Leave out the pictures and repeat everything else in the records exactly.

============================================================

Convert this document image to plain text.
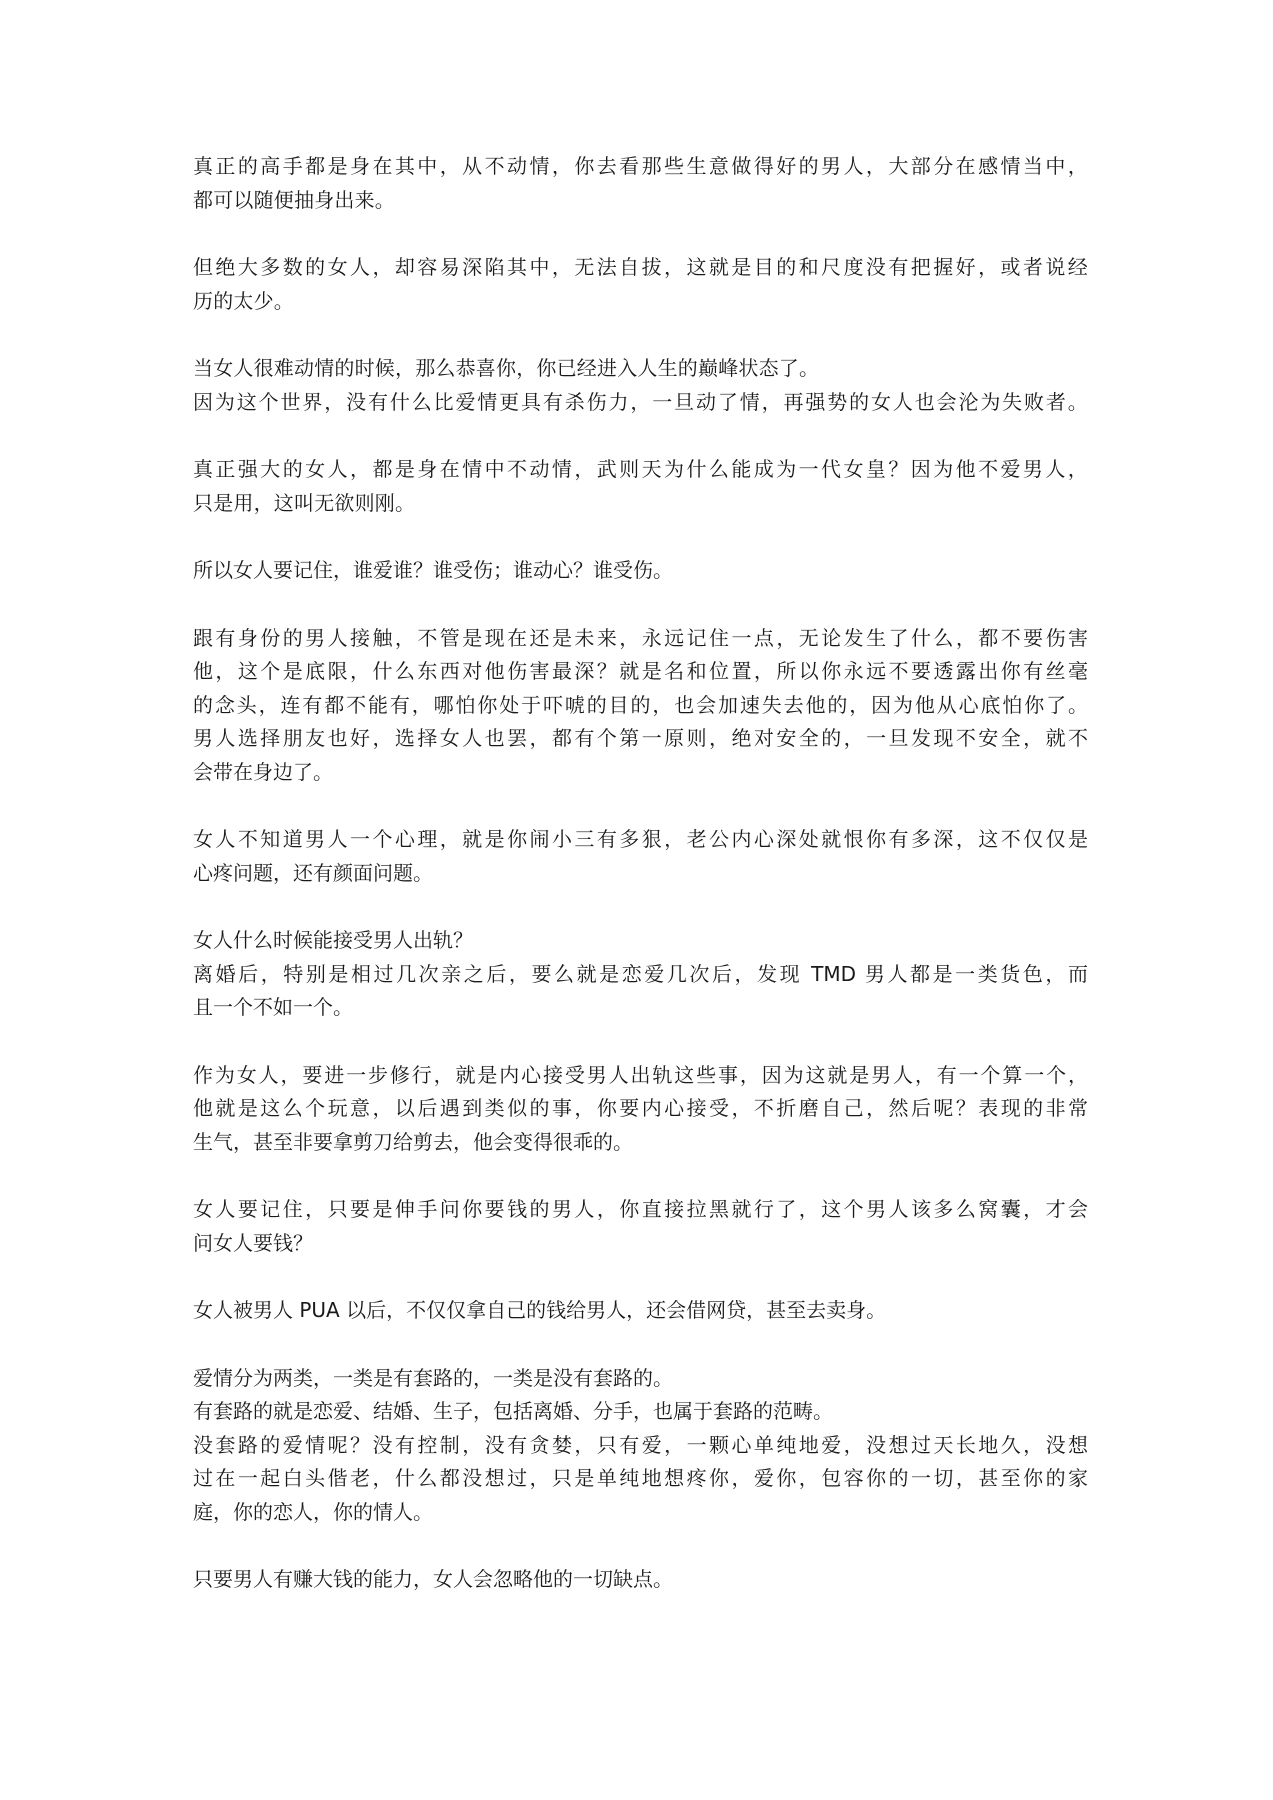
真正的高手都是身在其中，从不动情，你去看那些生意做得好的男人，大部分在感情当中，
都可以随便抽身出来。
但绝大多数的女人，却容易深陷其中，无法自拔，这就是目的和尺度没有把握好，或者说经
历的太少。
当女人很难动情的时候，那么恭喜你，你已经进入人生的巅峰状态了。
因为这个世界，没有什么比爱情更具有杀伤力，一旦动了情，再强势的女人也会沦为失败者。
真正强大的女人，都是身在情中不动情，武则天为什么能成为一代女皇？因为他不爱男人，
只是用，这叫无欲则刚。
所以女人要记住，谁爱谁？谁受伤；谁动心？谁受伤。
跟有身份的男人接触，不管是现在还是未来，永远记住一点，无论发生了什么，都不要伤害
他，这个是底限，什么东西对他伤害最深？就是名和位置，所以你永远不要透露出你有丝毫
的念头，连有都不能有，哪怕你处于吓唬的目的，也会加速失去他的，因为他从心底怕你了。
男人选择朋友也好，选择女人也罢，都有个第一原则，绝对安全的，一旦发现不安全，就不
会带在身边了。
女人不知道男人一个心理，就是你闹小三有多狠，老公内心深处就恨你有多深，这不仅仅是
心疼问题，还有颜面问题。
女人什么时候能接受男人出轨？
离婚后，特别是相过几次亲之后，要么就是恋爱几次后，发现 TMD 男人都是一类货色，而
且一个不如一个。
作为女人，要进一步修行，就是内心接受男人出轨这些事，因为这就是男人，有一个算一个，
他就是这么个玩意，以后遇到类似的事，你要内心接受，不折磨自己，然后呢？表现的非常
生气，甚至非要拿剪刀给剪去，他会变得很乖的。
女人要记住，只要是伸手问你要钱的男人，你直接拉黑就行了，这个男人该多么窝囊，才会
问女人要钱？
女人被男人 PUA 以后，不仅仅拿自己的钱给男人，还会借网贷，甚至去卖身。
爱情分为两类，一类是有套路的，一类是没有套路的。
有套路的就是恋爱、结婚、生子，包括离婚、分手，也属于套路的范畴。
没套路的爱情呢？没有控制，没有贪婪，只有爱，一颗心单纯地爱，没想过天长地久，没想
过在一起白头偕老，什么都没想过，只是单纯地想疼你，爱你，包容你的一切，甚至你的家
庭，你的恋人，你的情人。
只要男人有赚大钱的能力，女人会忽略他的一切缺点。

============================================================

● **Problem solution**:
Convert this document image to plain text.
真正的高手都是身在其中，从不动情，你去看那些生意做得好的男人，大部分在感情当中，
都可以随便抽身出来。
但绝大多数的女人，却容易深陷其中，无法自拔，这就是目的和尺度没有把握好，或者说经
历的太少。
当女人很难动情的时候，那么恭喜你，你已经进入人生的巅峰状态了。
因为这个世界，没有什么比爱情更具有杀伤力，一旦动了情，再强势的女人也会沦为失败者。
真正强大的女人，都是身在情中不动情，武则天为什么能成为一代女皇？因为他不爱男人，
只是用，这叫无欲则刚。
所以女人要记住，谁爱谁？谁受伤；谁动心？谁受伤。
跟有身份的男人接触，不管是现在还是未来，永远记住一点，无论发生了什么，都不要伤害
他，这个是底限，什么东西对他伤害最深？就是名和位置，所以你永远不要透露出你有丝毫
的念头，连有都不能有，哪怕你处于吓唬的目的，也会加速失去他的，因为他从心底怕你了。
男人选择朋友也好，选择女人也罢，都有个第一原则，绝对安全的，一旦发现不安全，就不
会带在身边了。
女人不知道男人一个心理，就是你闹小三有多狠，老公内心深处就恨你有多深，这不仅仅是
心疼问题，还有颜面问题。
女人什么时候能接受男人出轨？
离婚后，特别是相过几次亲之后，要么就是恋爱几次后，发现 TMD 男人都是一类货色，而
且一个不如一个。
作为女人，要进一步修行，就是内心接受男人出轨这些事，因为这就是男人，有一个算一个，
他就是这么个玩意，以后遇到类似的事，你要内心接受，不折磨自己，然后呢？表现的非常
生气，甚至非要拿剪刀给剪去，他会变得很乖的。
女人要记住，只要是伸手问你要钱的男人，你直接拉黑就行了，这个男人该多么窝囊，才会
问女人要钱？
女人被男人 PUA 以后，不仅仅拿自己的钱给男人，还会借网贷，甚至去卖身。
爱情分为两类，一类是有套路的，一类是没有套路的。
有套路的就是恋爱、结婚、生子，包括离婚、分手，也属于套路的范畴。
没套路的爱情呢？没有控制，没有贪婪，只有爱，一颗心单纯地爱，没想过天长地久，没想
过在一起白头偕老，什么都没想过，只是单纯地想疼你，爱你，包容你的一切，甚至你的家
庭，你的恋人，你的情人。
只要男人有赚大钱的能力，女人会忽略他的一切缺点。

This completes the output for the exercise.